### Given instruction
Leave out the pictures and copy the remaining records exactly.

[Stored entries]

===

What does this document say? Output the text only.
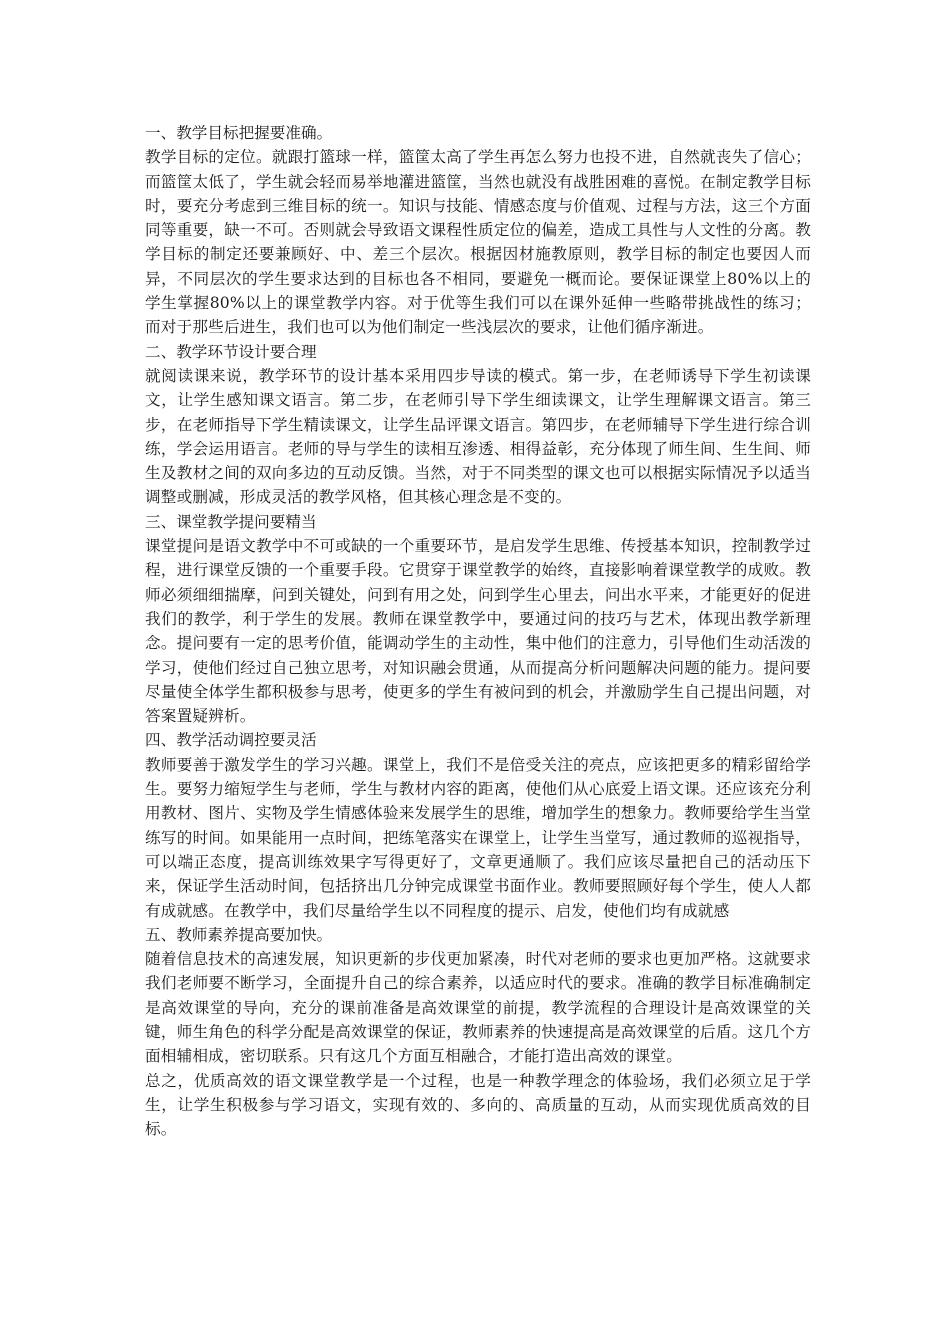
一、教学目标把握要准确。

教学目标的定位。就跟打篮球一样，篮筐太高了学生再怎么努力也投不进，自然就丧失了信心；而篮筐太低了，学生就会轻而易举地灌进篮筐，当然也就没有战胜困难的喜悦。在制定教学目标时，要充分考虑到三维目标的统一。知识与技能、情感态度与价值观、过程与方法，这三个方面同等重要，缺一不可。否则就会导致语文课程性质定位的偏差，造成工具性与人文性的分离。教学目标的制定还要兼顾好、中、差三个层次。根据因材施教原则，教学目标的制定也要因人而异，不同层次的学生要求达到的目标也各不相同，要避免一概而论。要保证课堂上80%以上的学生掌握80%以上的课堂教学内容。对于优等生我们可以在课外延伸一些略带挑战性的练习；而对于那些后进生，我们也可以为他们制定一些浅层次的要求，让他们循序渐进。

二、教学环节设计要合理

就阅读课来说，教学环节的设计基本采用四步导读的模式。第一步，在老师诱导下学生初读课文，让学生感知课文语言。第二步，在老师引导下学生细读课文，让学生理解课文语言。第三步，在老师指导下学生精读课文，让学生品评课文语言。第四步，在老师辅导下学生进行综合训练，学会运用语言。老师的导与学生的读相互渗透、相得益彰，充分体现了师生间、生生间、师生及教材之间的双向多边的互动反馈。当然，对于不同类型的课文也可以根据实际情况予以适当调整或删减，形成灵活的教学风格，但其核心理念是不变的。

三、课堂教学提问要精当

课堂提问是语文教学中不可或缺的一个重要环节，是启发学生思维、传授基本知识，控制教学过程，进行课堂反馈的一个重要手段。它贯穿于课堂教学的始终，直接影响着课堂教学的成败。教师必须细细揣摩，问到关键处，问到有用之处，问到学生心里去，问出水平来，才能更好的促进我们的教学，利于学生的发展。教师在课堂教学中，要通过问的技巧与艺术，体现出教学新理念。提问要有一定的思考价值，能调动学生的主动性，集中他们的注意力，引导他们生动活泼的学习，使他们经过自己独立思考，对知识融会贯通，从而提高分析问题解决问题的能力。提问要尽量使全体学生都积极参与思考，使更多的学生有被问到的机会，并激励学生自己提出问题，对答案置疑辨析。

四、教学活动调控要灵活

教师要善于激发学生的学习兴趣。课堂上，我们不是倍受关注的亮点，应该把更多的精彩留给学生。要努力缩短学生与老师，学生与教材内容的距离，使他们从心底爱上语文课。还应该充分利用教材、图片、实物及学生情感体验来发展学生的思维，增加学生的想象力。教师要给学生当堂练写的时间。如果能用一点时间，把练笔落实在课堂上，让学生当堂写，通过教师的巡视指导，可以端正态度，提高训练效果字写得更好了，文章更通顺了。我们应该尽量把自己的活动压下来，保证学生活动时间，包括挤出几分钟完成课堂书面作业。教师要照顾好每个学生，使人人都有成就感。在教学中，我们尽量给学生以不同程度的提示、启发，使他们均有成就感

五、教师素养提高要加快。

随着信息技术的高速发展，知识更新的步伐更加紧凑，时代对老师的要求也更加严格。这就要求我们老师要不断学习，全面提升自己的综合素养，以适应时代的要求。准确的教学目标准确制定是高效课堂的导向，充分的课前准备是高效课堂的前提，教学流程的合理设计是高效课堂的关键，师生角色的科学分配是高效课堂的保证，教师素养的快速提高是高效课堂的后盾。这几个方面相辅相成，密切联系。只有这几个方面互相融合，才能打造出高效的课堂。

总之，优质高效的语文课堂教学是一个过程，也是一种教学理念的体验场，我们必须立足于学生，让学生积极参与学习语文，实现有效的、多向的、高质量的互动，从而实现优质高效的目标。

===

### Task solution
What does this document say? Output the text only.
一、教学目标把握要准确。

教学目标的定位。就跟打篮球一样，篮筐太高了学生再怎么努力也投不进，自然就丧失了信心；而篮筐太低了，学生就会轻而易举地灌进篮筐，当然也就没有战胜困难的喜悦。在制定教学目标时，要充分考虑到三维目标的统一。知识与技能、情感态度与价值观、过程与方法，这三个方面同等重要，缺一不可。否则就会导致语文课程性质定位的偏差，造成工具性与人文性的分离。教学目标的制定还要兼顾好、中、差三个层次。根据因材施教原则，教学目标的制定也要因人而异，不同层次的学生要求达到的目标也各不相同，要避免一概而论。要保证课堂上80%以上的学生掌握80%以上的课堂教学内容。对于优等生我们可以在课外延伸一些略带挑战性的练习；而对于那些后进生，我们也可以为他们制定一些浅层次的要求，让他们循序渐进。

二、教学环节设计要合理

就阅读课来说，教学环节的设计基本采用四步导读的模式。第一步，在老师诱导下学生初读课文，让学生感知课文语言。第二步，在老师引导下学生细读课文，让学生理解课文语言。第三步，在老师指导下学生精读课文，让学生品评课文语言。第四步，在老师辅导下学生进行综合训练，学会运用语言。老师的导与学生的读相互渗透、相得益彰，充分体现了师生间、生生间、师生及教材之间的双向多边的互动反馈。当然，对于不同类型的课文也可以根据实际情况予以适当调整或删减，形成灵活的教学风格，但其核心理念是不变的。

三、课堂教学提问要精当

课堂提问是语文教学中不可或缺的一个重要环节，是启发学生思维、传授基本知识，控制教学过程，进行课堂反馈的一个重要手段。它贯穿于课堂教学的始终，直接影响着课堂教学的成败。教师必须细细揣摩，问到关键处，问到有用之处，问到学生心里去，问出水平来，才能更好的促进我们的教学，利于学生的发展。教师在课堂教学中，要通过问的技巧与艺术，体现出教学新理念。提问要有一定的思考价值，能调动学生的主动性，集中他们的注意力，引导他们生动活泼的学习，使他们经过自己独立思考，对知识融会贯通，从而提高分析问题解决问题的能力。提问要尽量使全体学生都积极参与思考，使更多的学生有被问到的机会，并激励学生自己提出问题，对答案置疑辨析。

四、教学活动调控要灵活

教师要善于激发学生的学习兴趣。课堂上，我们不是倍受关注的亮点，应该把更多的精彩留给学生。要努力缩短学生与老师，学生与教材内容的距离，使他们从心底爱上语文课。还应该充分利用教材、图片、实物及学生情感体验来发展学生的思维，增加学生的想象力。教师要给学生当堂练写的时间。如果能用一点时间，把练笔落实在课堂上，让学生当堂写，通过教师的巡视指导，可以端正态度，提高训练效果字写得更好了，文章更通顺了。我们应该尽量把自己的活动压下来，保证学生活动时间，包括挤出几分钟完成课堂书面作业。教师要照顾好每个学生，使人人都有成就感。在教学中，我们尽量给学生以不同程度的提示、启发，使他们均有成就感

五、教师素养提高要加快。

随着信息技术的高速发展，知识更新的步伐更加紧凑，时代对老师的要求也更加严格。这就要求我们老师要不断学习，全面提升自己的综合素养，以适应时代的要求。准确的教学目标准确制定是高效课堂的导向，充分的课前准备是高效课堂的前提，教学流程的合理设计是高效课堂的关键，师生角色的科学分配是高效课堂的保证，教师素养的快速提高是高效课堂的后盾。这几个方面相辅相成，密切联系。只有这几个方面互相融合，才能打造出高效的课堂。

总之，优质高效的语文课堂教学是一个过程，也是一种教学理念的体验场，我们必须立足于学生，让学生积极参与学习语文，实现有效的、多向的、高质量的互动，从而实现优质高效的目标。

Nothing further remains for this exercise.